== Exercise prompt ==
Of the lines in the entries below, state how many hold the word "robocze". Say nothing else.

== Extracted material ==
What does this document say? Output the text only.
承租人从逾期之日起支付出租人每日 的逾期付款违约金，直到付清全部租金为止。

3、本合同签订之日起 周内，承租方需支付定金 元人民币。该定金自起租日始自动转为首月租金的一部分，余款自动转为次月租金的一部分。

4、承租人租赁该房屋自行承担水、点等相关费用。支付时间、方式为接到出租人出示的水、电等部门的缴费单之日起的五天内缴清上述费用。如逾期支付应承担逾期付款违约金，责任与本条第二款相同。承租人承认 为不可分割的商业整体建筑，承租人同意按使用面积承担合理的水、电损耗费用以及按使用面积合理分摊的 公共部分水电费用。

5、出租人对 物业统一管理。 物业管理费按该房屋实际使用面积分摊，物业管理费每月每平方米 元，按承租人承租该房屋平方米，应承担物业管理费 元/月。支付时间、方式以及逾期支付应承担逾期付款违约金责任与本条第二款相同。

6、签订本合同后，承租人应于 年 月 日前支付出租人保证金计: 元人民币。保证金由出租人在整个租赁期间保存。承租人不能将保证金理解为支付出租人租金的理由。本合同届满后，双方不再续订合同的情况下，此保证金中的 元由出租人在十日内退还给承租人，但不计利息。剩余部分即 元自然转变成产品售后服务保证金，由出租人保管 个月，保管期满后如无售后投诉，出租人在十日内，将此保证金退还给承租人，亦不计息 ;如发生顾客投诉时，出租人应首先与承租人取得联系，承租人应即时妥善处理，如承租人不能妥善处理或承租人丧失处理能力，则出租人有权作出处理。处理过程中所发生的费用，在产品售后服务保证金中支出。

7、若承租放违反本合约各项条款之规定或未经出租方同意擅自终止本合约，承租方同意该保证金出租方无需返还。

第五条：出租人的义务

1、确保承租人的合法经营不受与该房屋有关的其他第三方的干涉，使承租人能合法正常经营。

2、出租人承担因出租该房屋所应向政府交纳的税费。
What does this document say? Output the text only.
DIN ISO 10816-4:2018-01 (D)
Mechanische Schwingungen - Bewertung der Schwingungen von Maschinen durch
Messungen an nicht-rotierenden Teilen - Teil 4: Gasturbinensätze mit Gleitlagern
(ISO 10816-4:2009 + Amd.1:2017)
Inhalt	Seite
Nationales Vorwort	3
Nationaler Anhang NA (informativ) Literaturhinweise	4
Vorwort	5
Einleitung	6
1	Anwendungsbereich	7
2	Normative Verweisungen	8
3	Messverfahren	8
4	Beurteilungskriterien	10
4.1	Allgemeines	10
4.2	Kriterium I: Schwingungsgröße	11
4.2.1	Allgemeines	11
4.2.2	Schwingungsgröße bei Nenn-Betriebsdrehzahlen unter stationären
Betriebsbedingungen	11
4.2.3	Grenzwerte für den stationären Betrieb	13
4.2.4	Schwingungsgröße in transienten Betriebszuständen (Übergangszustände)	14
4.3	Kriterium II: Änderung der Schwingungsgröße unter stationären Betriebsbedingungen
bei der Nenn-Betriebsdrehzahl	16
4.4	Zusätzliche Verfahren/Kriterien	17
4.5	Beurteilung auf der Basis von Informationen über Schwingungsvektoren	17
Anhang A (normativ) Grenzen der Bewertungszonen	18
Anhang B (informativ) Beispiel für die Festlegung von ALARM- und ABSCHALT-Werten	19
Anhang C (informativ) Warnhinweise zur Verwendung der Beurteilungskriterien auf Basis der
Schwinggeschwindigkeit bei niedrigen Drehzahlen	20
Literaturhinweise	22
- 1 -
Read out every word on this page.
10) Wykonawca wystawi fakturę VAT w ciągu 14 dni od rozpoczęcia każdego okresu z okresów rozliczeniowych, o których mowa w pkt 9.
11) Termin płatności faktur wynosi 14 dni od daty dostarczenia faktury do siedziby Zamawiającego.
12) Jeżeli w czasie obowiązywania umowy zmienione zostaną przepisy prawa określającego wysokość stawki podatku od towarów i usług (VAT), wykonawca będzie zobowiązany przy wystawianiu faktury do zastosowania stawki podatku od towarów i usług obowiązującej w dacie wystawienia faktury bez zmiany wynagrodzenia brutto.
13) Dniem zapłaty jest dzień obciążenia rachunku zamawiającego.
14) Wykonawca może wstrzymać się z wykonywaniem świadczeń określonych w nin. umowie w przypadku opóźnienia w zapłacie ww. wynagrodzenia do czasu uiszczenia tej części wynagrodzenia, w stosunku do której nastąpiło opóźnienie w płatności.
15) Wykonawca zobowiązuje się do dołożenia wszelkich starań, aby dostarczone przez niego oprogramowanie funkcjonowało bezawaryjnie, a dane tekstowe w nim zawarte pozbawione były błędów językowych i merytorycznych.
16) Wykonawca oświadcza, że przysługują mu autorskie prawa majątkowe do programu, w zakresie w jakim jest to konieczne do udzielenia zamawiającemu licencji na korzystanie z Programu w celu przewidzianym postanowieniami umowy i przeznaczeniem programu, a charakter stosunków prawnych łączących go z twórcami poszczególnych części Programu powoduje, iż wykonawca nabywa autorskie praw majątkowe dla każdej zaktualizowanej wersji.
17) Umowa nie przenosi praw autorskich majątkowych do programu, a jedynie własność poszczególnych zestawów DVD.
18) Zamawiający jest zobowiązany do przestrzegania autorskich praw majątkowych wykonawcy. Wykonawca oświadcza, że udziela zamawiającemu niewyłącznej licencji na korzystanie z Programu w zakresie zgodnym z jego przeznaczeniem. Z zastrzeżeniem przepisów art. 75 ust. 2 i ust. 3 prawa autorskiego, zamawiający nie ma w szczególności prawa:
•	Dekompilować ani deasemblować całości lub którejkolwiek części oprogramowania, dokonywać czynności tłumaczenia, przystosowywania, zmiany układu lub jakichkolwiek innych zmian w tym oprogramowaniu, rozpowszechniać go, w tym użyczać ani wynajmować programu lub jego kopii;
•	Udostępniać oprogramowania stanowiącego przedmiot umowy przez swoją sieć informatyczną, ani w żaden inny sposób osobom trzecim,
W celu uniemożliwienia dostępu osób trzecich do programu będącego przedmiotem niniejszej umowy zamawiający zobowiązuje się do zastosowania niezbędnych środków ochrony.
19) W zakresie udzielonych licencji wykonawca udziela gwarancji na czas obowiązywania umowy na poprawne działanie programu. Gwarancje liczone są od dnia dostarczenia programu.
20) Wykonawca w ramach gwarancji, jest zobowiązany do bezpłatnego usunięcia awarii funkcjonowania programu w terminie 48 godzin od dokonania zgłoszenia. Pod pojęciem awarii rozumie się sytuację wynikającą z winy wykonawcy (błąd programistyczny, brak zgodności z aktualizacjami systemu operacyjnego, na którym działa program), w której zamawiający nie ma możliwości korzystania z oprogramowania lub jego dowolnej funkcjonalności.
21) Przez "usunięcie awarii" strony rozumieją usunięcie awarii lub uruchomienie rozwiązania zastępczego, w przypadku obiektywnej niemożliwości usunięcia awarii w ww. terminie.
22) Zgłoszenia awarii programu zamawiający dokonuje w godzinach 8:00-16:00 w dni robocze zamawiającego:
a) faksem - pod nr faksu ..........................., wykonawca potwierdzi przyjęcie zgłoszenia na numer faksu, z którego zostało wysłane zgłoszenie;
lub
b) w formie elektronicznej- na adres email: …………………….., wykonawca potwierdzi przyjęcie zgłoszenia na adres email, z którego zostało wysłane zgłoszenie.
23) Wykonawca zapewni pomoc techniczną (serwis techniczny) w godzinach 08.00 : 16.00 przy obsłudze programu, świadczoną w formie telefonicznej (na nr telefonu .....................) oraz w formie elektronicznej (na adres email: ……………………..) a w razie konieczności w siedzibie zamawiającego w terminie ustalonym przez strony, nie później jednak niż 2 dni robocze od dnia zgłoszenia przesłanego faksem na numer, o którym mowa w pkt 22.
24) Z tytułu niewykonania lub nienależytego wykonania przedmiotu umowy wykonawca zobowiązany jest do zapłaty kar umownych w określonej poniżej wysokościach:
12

== Output for this exercise ==
2